►

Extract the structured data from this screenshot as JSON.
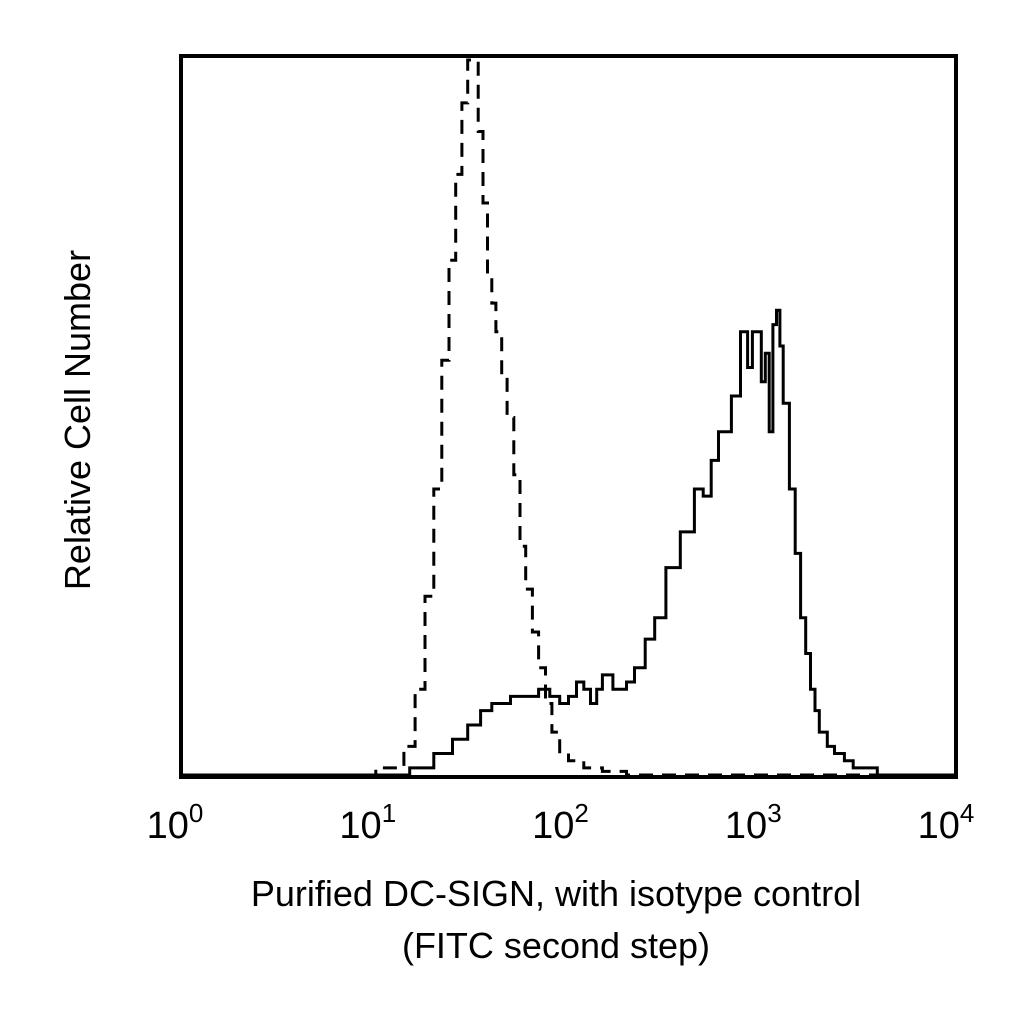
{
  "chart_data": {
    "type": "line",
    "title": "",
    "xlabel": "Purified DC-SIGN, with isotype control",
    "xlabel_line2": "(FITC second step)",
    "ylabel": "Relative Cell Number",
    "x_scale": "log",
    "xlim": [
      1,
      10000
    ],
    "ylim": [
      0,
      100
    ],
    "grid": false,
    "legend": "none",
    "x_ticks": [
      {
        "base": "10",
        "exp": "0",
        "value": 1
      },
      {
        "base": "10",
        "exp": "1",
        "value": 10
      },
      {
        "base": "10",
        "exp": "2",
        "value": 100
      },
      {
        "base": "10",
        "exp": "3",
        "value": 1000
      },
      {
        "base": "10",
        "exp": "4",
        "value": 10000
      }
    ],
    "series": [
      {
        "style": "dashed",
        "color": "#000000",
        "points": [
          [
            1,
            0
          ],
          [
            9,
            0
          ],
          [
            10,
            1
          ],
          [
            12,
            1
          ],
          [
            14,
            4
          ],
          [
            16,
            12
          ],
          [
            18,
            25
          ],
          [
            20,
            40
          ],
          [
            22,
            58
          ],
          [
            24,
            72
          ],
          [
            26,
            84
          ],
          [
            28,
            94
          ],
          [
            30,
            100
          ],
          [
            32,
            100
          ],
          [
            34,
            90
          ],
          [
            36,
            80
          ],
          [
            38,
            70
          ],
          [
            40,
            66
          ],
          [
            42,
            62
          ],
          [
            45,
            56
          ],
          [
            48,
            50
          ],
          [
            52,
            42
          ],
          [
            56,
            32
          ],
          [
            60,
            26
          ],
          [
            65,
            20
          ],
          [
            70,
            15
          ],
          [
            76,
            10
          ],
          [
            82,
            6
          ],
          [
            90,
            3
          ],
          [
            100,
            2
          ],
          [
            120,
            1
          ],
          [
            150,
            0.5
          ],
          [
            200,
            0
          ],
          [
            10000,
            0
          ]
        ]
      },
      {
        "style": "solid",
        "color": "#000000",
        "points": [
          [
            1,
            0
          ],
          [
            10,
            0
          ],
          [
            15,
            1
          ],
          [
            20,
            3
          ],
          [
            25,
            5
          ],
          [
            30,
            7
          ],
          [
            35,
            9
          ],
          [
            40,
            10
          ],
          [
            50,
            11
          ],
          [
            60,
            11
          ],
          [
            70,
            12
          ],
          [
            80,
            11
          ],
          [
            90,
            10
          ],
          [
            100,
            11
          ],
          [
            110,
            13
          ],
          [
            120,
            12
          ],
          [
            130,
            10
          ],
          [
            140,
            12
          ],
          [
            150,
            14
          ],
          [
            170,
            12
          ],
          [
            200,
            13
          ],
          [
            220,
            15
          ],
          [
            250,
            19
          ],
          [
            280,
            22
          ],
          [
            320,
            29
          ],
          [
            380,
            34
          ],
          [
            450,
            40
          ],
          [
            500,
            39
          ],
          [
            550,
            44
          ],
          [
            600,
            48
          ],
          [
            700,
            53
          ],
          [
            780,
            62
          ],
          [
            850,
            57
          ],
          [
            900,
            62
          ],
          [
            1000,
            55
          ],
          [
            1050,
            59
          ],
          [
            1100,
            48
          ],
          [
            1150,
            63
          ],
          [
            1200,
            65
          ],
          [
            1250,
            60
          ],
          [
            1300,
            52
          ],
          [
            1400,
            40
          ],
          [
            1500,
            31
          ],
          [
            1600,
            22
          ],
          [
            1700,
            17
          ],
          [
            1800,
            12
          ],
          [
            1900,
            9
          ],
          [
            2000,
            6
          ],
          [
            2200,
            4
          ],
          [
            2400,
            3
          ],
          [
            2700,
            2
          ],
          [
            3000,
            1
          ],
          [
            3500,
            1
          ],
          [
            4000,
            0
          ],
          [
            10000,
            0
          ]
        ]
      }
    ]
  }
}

◄

Every line is to be duplicated exactly, though pictures stay out.

_TASK ANSWER_:
Extract the structured data from this screenshot as JSON.
{
  "chart_data": {
    "type": "line",
    "title": "",
    "xlabel": "Purified DC-SIGN, with isotype control",
    "xlabel_line2": "(FITC second step)",
    "ylabel": "Relative Cell Number",
    "x_scale": "log",
    "xlim": [
      1,
      10000
    ],
    "ylim": [
      0,
      100
    ],
    "grid": false,
    "legend": "none",
    "x_ticks": [
      {
        "base": "10",
        "exp": "0",
        "value": 1
      },
      {
        "base": "10",
        "exp": "1",
        "value": 10
      },
      {
        "base": "10",
        "exp": "2",
        "value": 100
      },
      {
        "base": "10",
        "exp": "3",
        "value": 1000
      },
      {
        "base": "10",
        "exp": "4",
        "value": 10000
      }
    ],
    "series": [
      {
        "style": "dashed",
        "color": "#000000",
        "points": [
          [
            1,
            0
          ],
          [
            9,
            0
          ],
          [
            10,
            1
          ],
          [
            12,
            1
          ],
          [
            14,
            4
          ],
          [
            16,
            12
          ],
          [
            18,
            25
          ],
          [
            20,
            40
          ],
          [
            22,
            58
          ],
          [
            24,
            72
          ],
          [
            26,
            84
          ],
          [
            28,
            94
          ],
          [
            30,
            100
          ],
          [
            32,
            100
          ],
          [
            34,
            90
          ],
          [
            36,
            80
          ],
          [
            38,
            70
          ],
          [
            40,
            66
          ],
          [
            42,
            62
          ],
          [
            45,
            56
          ],
          [
            48,
            50
          ],
          [
            52,
            42
          ],
          [
            56,
            32
          ],
          [
            60,
            26
          ],
          [
            65,
            20
          ],
          [
            70,
            15
          ],
          [
            76,
            10
          ],
          [
            82,
            6
          ],
          [
            90,
            3
          ],
          [
            100,
            2
          ],
          [
            120,
            1
          ],
          [
            150,
            0.5
          ],
          [
            200,
            0
          ],
          [
            10000,
            0
          ]
        ]
      },
      {
        "style": "solid",
        "color": "#000000",
        "points": [
          [
            1,
            0
          ],
          [
            10,
            0
          ],
          [
            15,
            1
          ],
          [
            20,
            3
          ],
          [
            25,
            5
          ],
          [
            30,
            7
          ],
          [
            35,
            9
          ],
          [
            40,
            10
          ],
          [
            50,
            11
          ],
          [
            60,
            11
          ],
          [
            70,
            12
          ],
          [
            80,
            11
          ],
          [
            90,
            10
          ],
          [
            100,
            11
          ],
          [
            110,
            13
          ],
          [
            120,
            12
          ],
          [
            130,
            10
          ],
          [
            140,
            12
          ],
          [
            150,
            14
          ],
          [
            170,
            12
          ],
          [
            200,
            13
          ],
          [
            220,
            15
          ],
          [
            250,
            19
          ],
          [
            280,
            22
          ],
          [
            320,
            29
          ],
          [
            380,
            34
          ],
          [
            450,
            40
          ],
          [
            500,
            39
          ],
          [
            550,
            44
          ],
          [
            600,
            48
          ],
          [
            700,
            53
          ],
          [
            780,
            62
          ],
          [
            850,
            57
          ],
          [
            900,
            62
          ],
          [
            1000,
            55
          ],
          [
            1050,
            59
          ],
          [
            1100,
            48
          ],
          [
            1150,
            63
          ],
          [
            1200,
            65
          ],
          [
            1250,
            60
          ],
          [
            1300,
            52
          ],
          [
            1400,
            40
          ],
          [
            1500,
            31
          ],
          [
            1600,
            22
          ],
          [
            1700,
            17
          ],
          [
            1800,
            12
          ],
          [
            1900,
            9
          ],
          [
            2000,
            6
          ],
          [
            2200,
            4
          ],
          [
            2400,
            3
          ],
          [
            2700,
            2
          ],
          [
            3000,
            1
          ],
          [
            3500,
            1
          ],
          [
            4000,
            0
          ],
          [
            10000,
            0
          ]
        ]
      }
    ]
  }
}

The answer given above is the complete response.